** Begin **

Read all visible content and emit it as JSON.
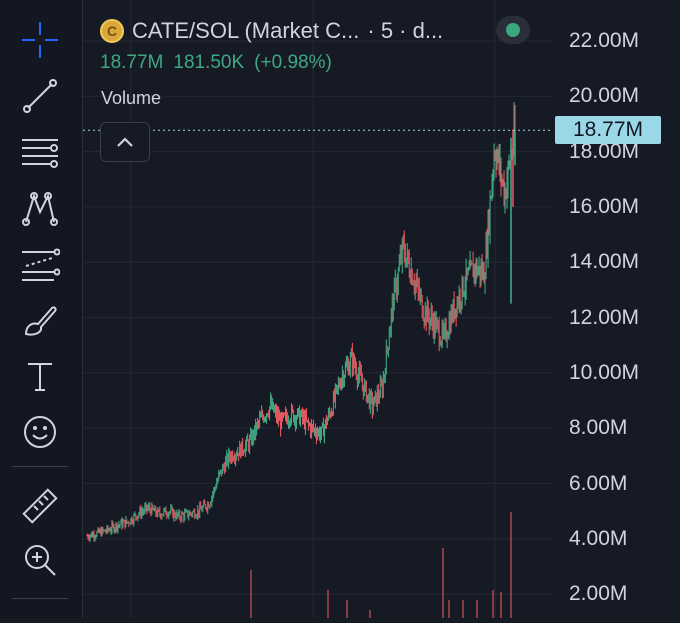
{
  "legend": {
    "symbol": "CATE/SOL (Market C...",
    "interval": "· 5 · d...",
    "coin_letter": "C",
    "last_value": "18.77M",
    "change": "181.50K",
    "change_pct": "(+0.98%)",
    "volume_label": "Volume"
  },
  "price_axis": {
    "ticks": [
      "22.00M",
      "20.00M",
      "18.00M",
      "16.00M",
      "14.00M",
      "12.00M",
      "10.00M",
      "8.00M",
      "6.00M",
      "4.00M",
      "2.00M"
    ],
    "current_price_label": "18.77M"
  },
  "colors": {
    "background": "#161a25",
    "up": "#3fa782",
    "down": "#e2555f",
    "price_badge": "#9ad8e8",
    "text": "#d1d4dc",
    "accent": "#2962ff"
  },
  "toolbar": {
    "icons": [
      "crosshair-icon",
      "trend-line-icon",
      "fib-retracement-icon",
      "pattern-icon",
      "prediction-icon",
      "brush-icon",
      "text-icon",
      "emoji-icon",
      "ruler-icon",
      "zoom-in-icon"
    ]
  },
  "chart_data": {
    "type": "candlestick",
    "y_unit": "M",
    "ylim": [
      1.0,
      23.0
    ],
    "approx_close_path": [
      4.1,
      4.2,
      4.3,
      4.5,
      4.6,
      4.9,
      5.1,
      4.9,
      5.0,
      4.8,
      4.9,
      5.0,
      5.3,
      6.3,
      7.0,
      7.2,
      7.5,
      8.3,
      8.8,
      8.2,
      8.5,
      8.4,
      8.0,
      7.8,
      8.7,
      9.9,
      10.5,
      9.6,
      8.8,
      9.5,
      12.5,
      14.5,
      13.5,
      12.3,
      11.8,
      11.2,
      12.3,
      13.2,
      13.8,
      13.6,
      18.2,
      16.5,
      18.77
    ],
    "last": 18.77,
    "high": 18.8
  }
}
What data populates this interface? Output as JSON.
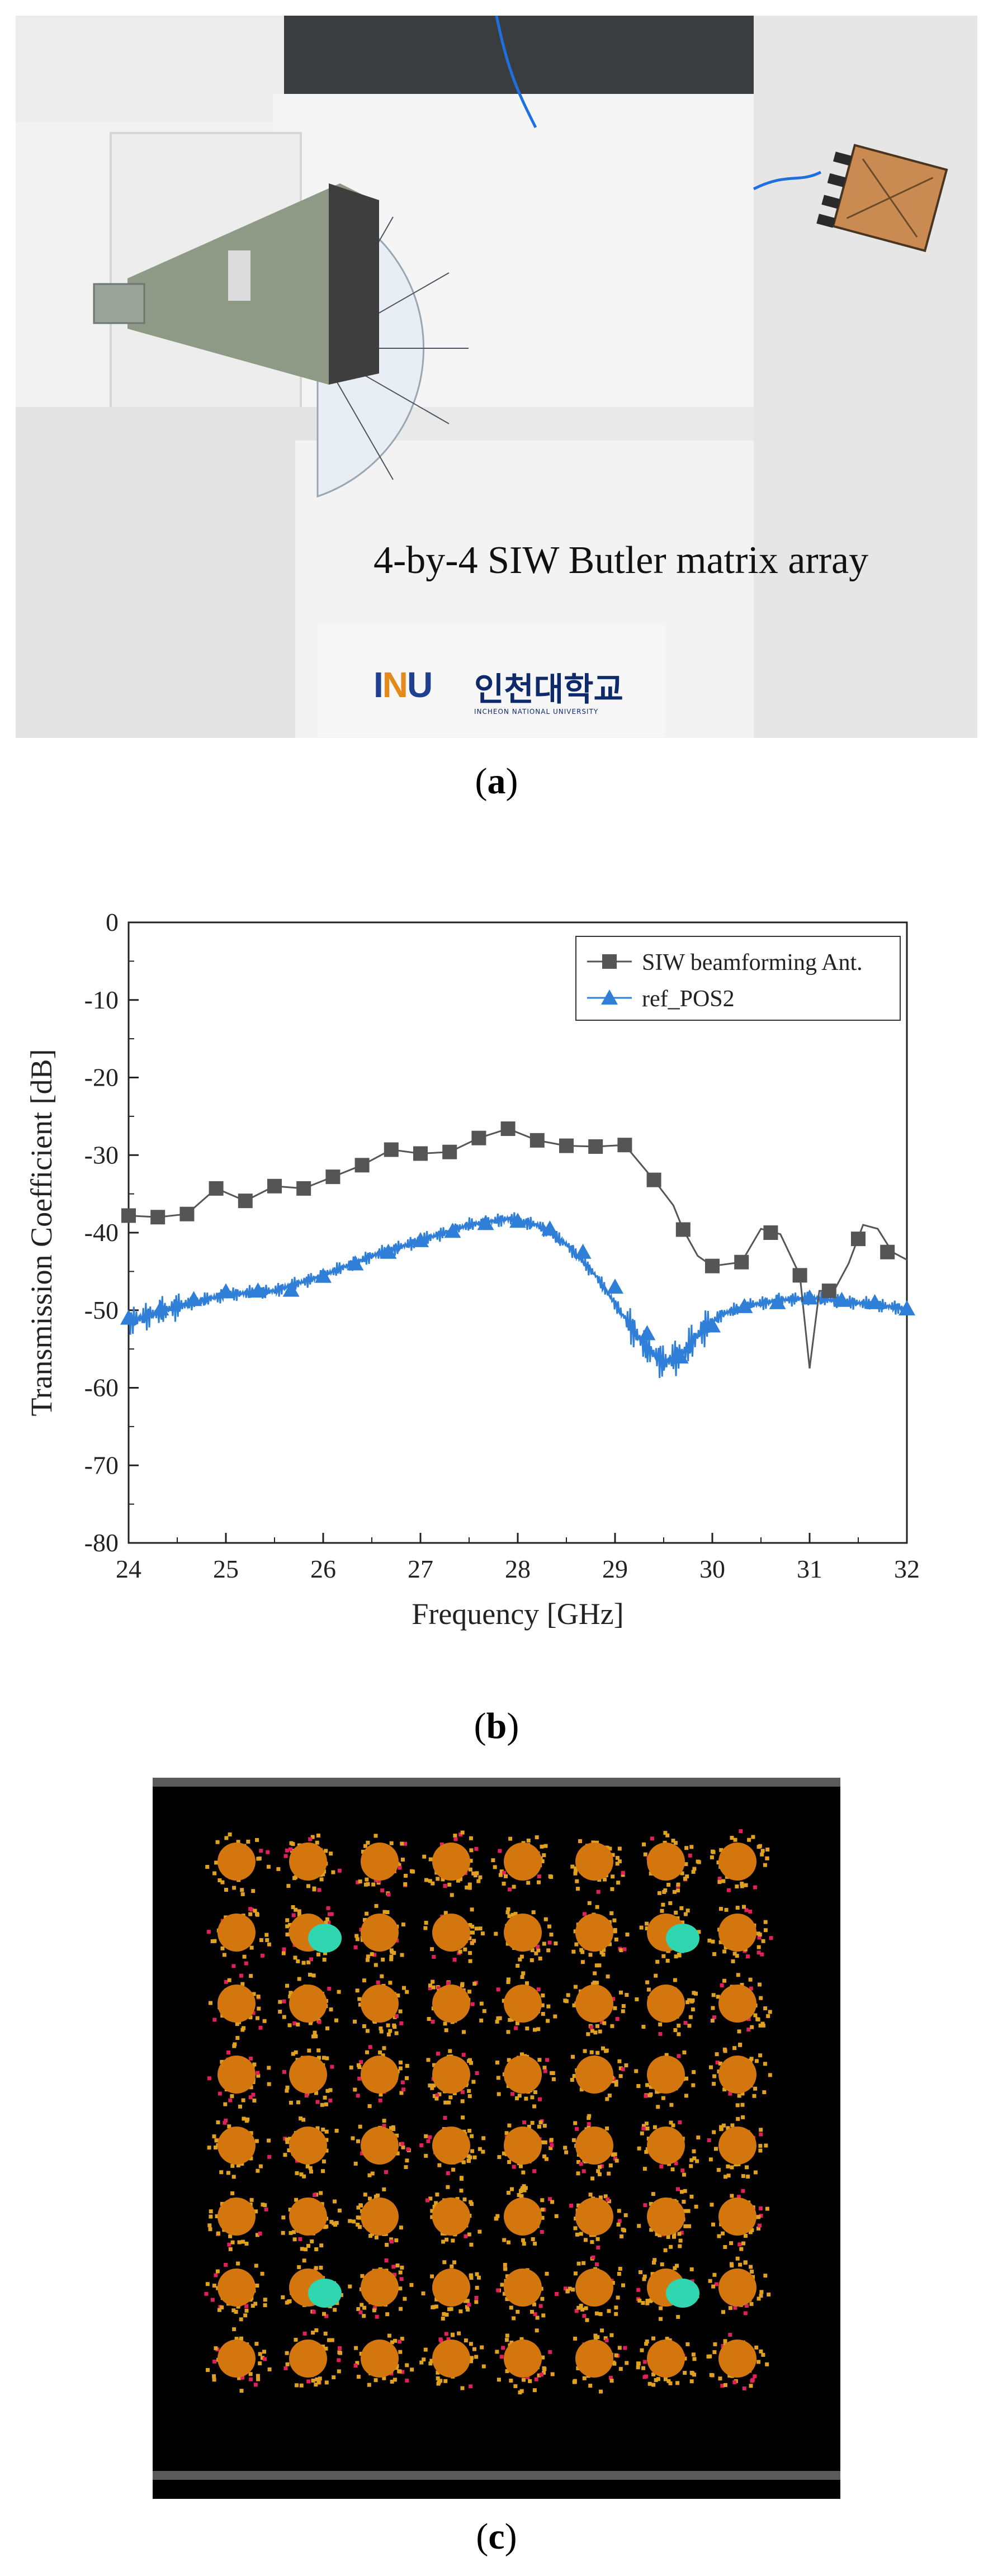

** End **

:: EXERCISE BRIEF ::
Go through the records above and copy every line with the word "JSON".

:: WRITTEN SOLUTION ::
Read all visible content and emit it as JSON.
What data populates this interface? Output as JSON.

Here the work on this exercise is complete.